### Work to complete:
Reproduce the material word for word; the images stay out.

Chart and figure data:
..............................

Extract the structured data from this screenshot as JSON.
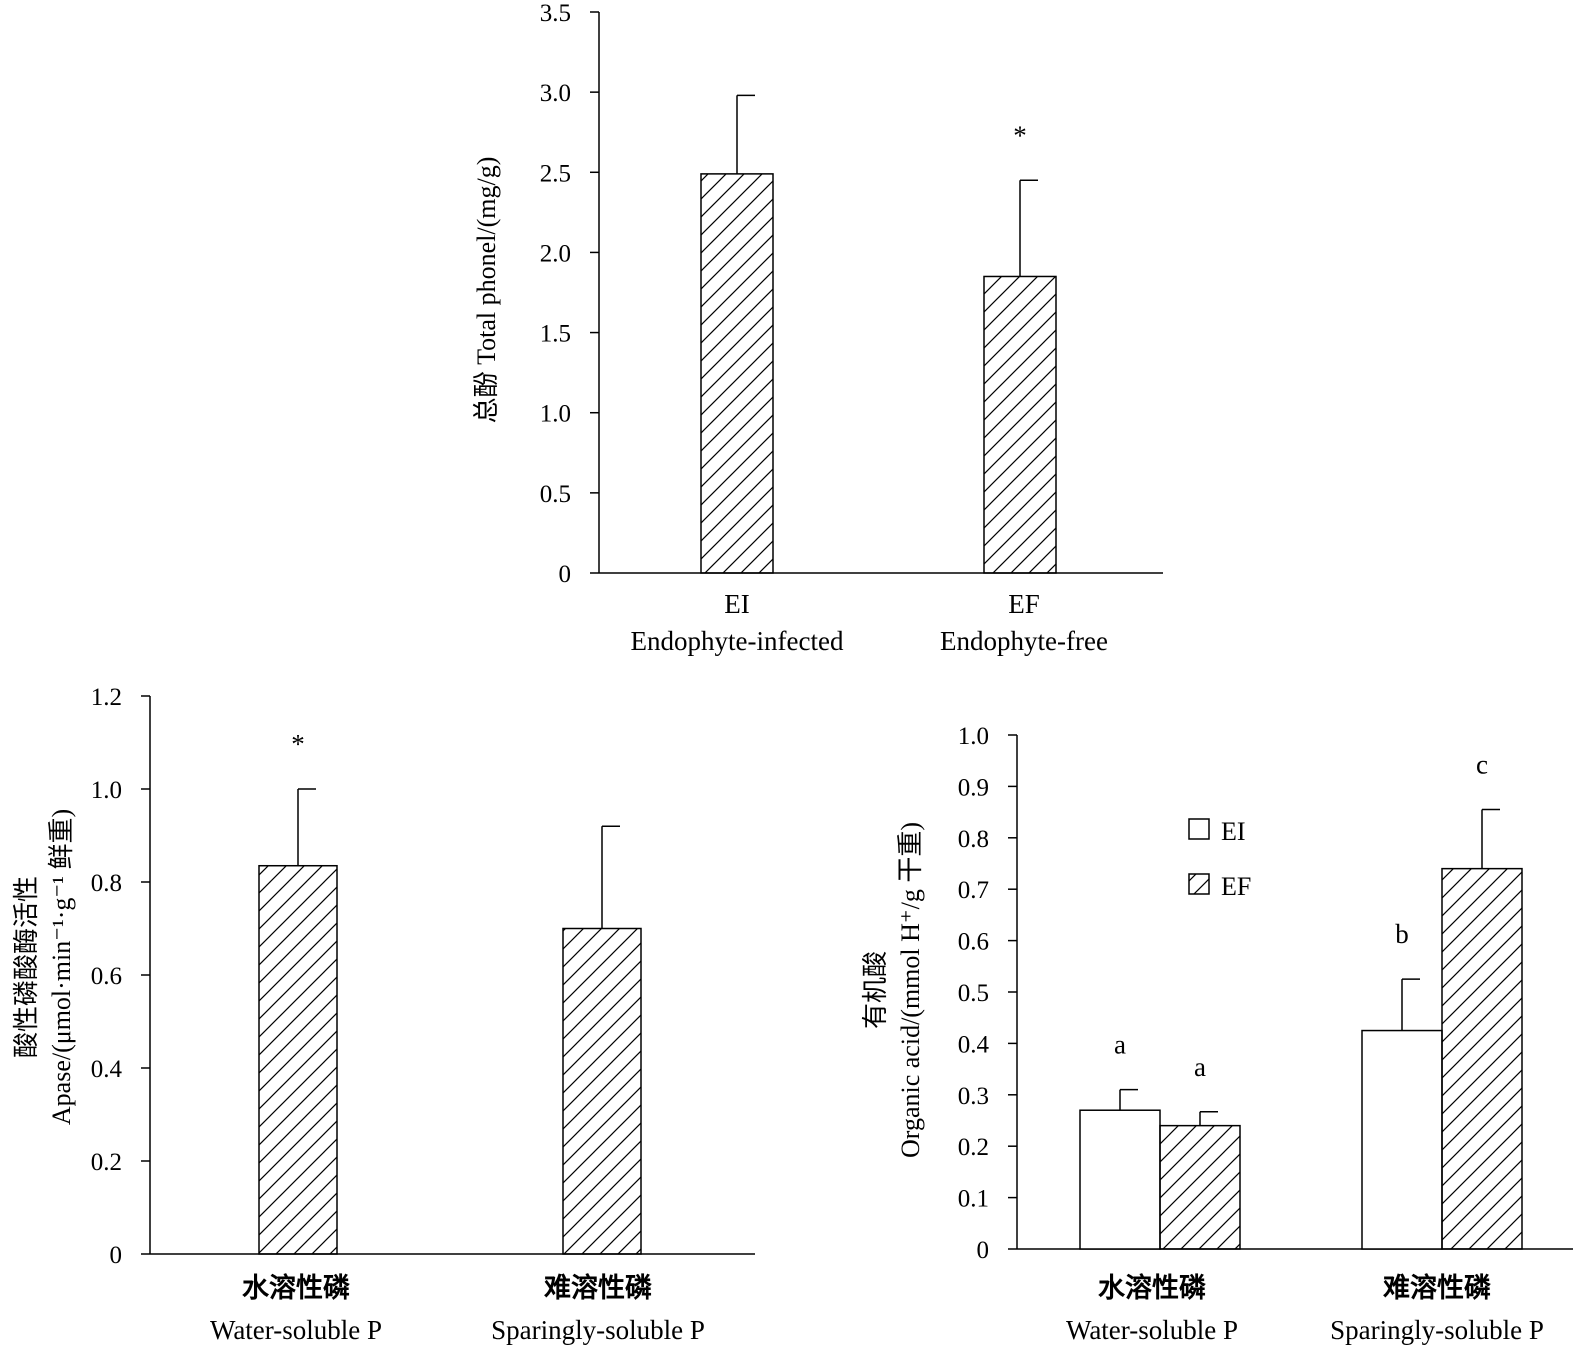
{
  "chart_data": [
    {
      "type": "bar",
      "ylabel": "总酚 Total phonel/(mg/g)",
      "ylim": [
        0,
        3.5
      ],
      "yticks": [
        "0",
        "0.5",
        "1.0",
        "1.5",
        "2.0",
        "2.5",
        "3.0",
        "3.5"
      ],
      "categories": [
        {
          "code": "EI",
          "label": "Endophyte-infected"
        },
        {
          "code": "EF",
          "label": "Endophyte-free"
        }
      ],
      "values": [
        2.49,
        1.85
      ],
      "errors": [
        0.49,
        0.6
      ],
      "annotations": [
        "",
        "*"
      ],
      "fill": "hatched"
    },
    {
      "type": "bar",
      "ylabel_line1": "酸性磷酸酶活性",
      "ylabel_line2": "Apase/(μmol·min⁻¹·g⁻¹ 鲜重)",
      "ylim": [
        0,
        1.2
      ],
      "yticks": [
        "0",
        "0.2",
        "0.4",
        "0.6",
        "0.8",
        "1.0",
        "1.2"
      ],
      "categories": [
        {
          "cn": "水溶性磷",
          "label": "Water-soluble P"
        },
        {
          "cn": "难溶性磷",
          "label": "Sparingly-soluble P"
        }
      ],
      "values": [
        0.835,
        0.7
      ],
      "errors": [
        0.165,
        0.22
      ],
      "annotations": [
        "*",
        ""
      ],
      "fill": "hatched"
    },
    {
      "type": "bar",
      "ylabel_line1": "有机酸",
      "ylabel_line2": "Organic acid/(mmol H⁺/g 干重)",
      "ylim": [
        0,
        1.0
      ],
      "yticks": [
        "0",
        "0.1",
        "0.2",
        "0.3",
        "0.4",
        "0.5",
        "0.6",
        "0.7",
        "0.8",
        "0.9",
        "1.0"
      ],
      "categories": [
        {
          "cn": "水溶性磷",
          "label": "Water-soluble P"
        },
        {
          "cn": "难溶性磷",
          "label": "Sparingly-soluble P"
        }
      ],
      "series": [
        {
          "name": "EI",
          "fill": "open",
          "values": [
            0.27,
            0.425
          ],
          "errors": [
            0.04,
            0.1
          ],
          "letters": [
            "a",
            "b"
          ]
        },
        {
          "name": "EF",
          "fill": "hatched",
          "values": [
            0.24,
            0.74
          ],
          "errors": [
            0.027,
            0.115
          ],
          "letters": [
            "a",
            "c"
          ]
        }
      ],
      "legend": "top-center"
    }
  ]
}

..............................

### Answer to the problem:
Extract the structured data from this screenshot as JSON.
{
  "chart_data": [
    {
      "type": "bar",
      "ylabel": "总酚 Total phonel/(mg/g)",
      "ylim": [
        0,
        3.5
      ],
      "yticks": [
        "0",
        "0.5",
        "1.0",
        "1.5",
        "2.0",
        "2.5",
        "3.0",
        "3.5"
      ],
      "categories": [
        {
          "code": "EI",
          "label": "Endophyte-infected"
        },
        {
          "code": "EF",
          "label": "Endophyte-free"
        }
      ],
      "values": [
        2.49,
        1.85
      ],
      "errors": [
        0.49,
        0.6
      ],
      "annotations": [
        "",
        "*"
      ],
      "fill": "hatched"
    },
    {
      "type": "bar",
      "ylabel_line1": "酸性磷酸酶活性",
      "ylabel_line2": "Apase/(μmol·min⁻¹·g⁻¹ 鲜重)",
      "ylim": [
        0,
        1.2
      ],
      "yticks": [
        "0",
        "0.2",
        "0.4",
        "0.6",
        "0.8",
        "1.0",
        "1.2"
      ],
      "categories": [
        {
          "cn": "水溶性磷",
          "label": "Water-soluble P"
        },
        {
          "cn": "难溶性磷",
          "label": "Sparingly-soluble P"
        }
      ],
      "values": [
        0.835,
        0.7
      ],
      "errors": [
        0.165,
        0.22
      ],
      "annotations": [
        "*",
        ""
      ],
      "fill": "hatched"
    },
    {
      "type": "bar",
      "ylabel_line1": "有机酸",
      "ylabel_line2": "Organic acid/(mmol H⁺/g 干重)",
      "ylim": [
        0,
        1.0
      ],
      "yticks": [
        "0",
        "0.1",
        "0.2",
        "0.3",
        "0.4",
        "0.5",
        "0.6",
        "0.7",
        "0.8",
        "0.9",
        "1.0"
      ],
      "categories": [
        {
          "cn": "水溶性磷",
          "label": "Water-soluble P"
        },
        {
          "cn": "难溶性磷",
          "label": "Sparingly-soluble P"
        }
      ],
      "series": [
        {
          "name": "EI",
          "fill": "open",
          "values": [
            0.27,
            0.425
          ],
          "errors": [
            0.04,
            0.1
          ],
          "letters": [
            "a",
            "b"
          ]
        },
        {
          "name": "EF",
          "fill": "hatched",
          "values": [
            0.24,
            0.74
          ],
          "errors": [
            0.027,
            0.115
          ],
          "letters": [
            "a",
            "c"
          ]
        }
      ],
      "legend": "top-center"
    }
  ]
}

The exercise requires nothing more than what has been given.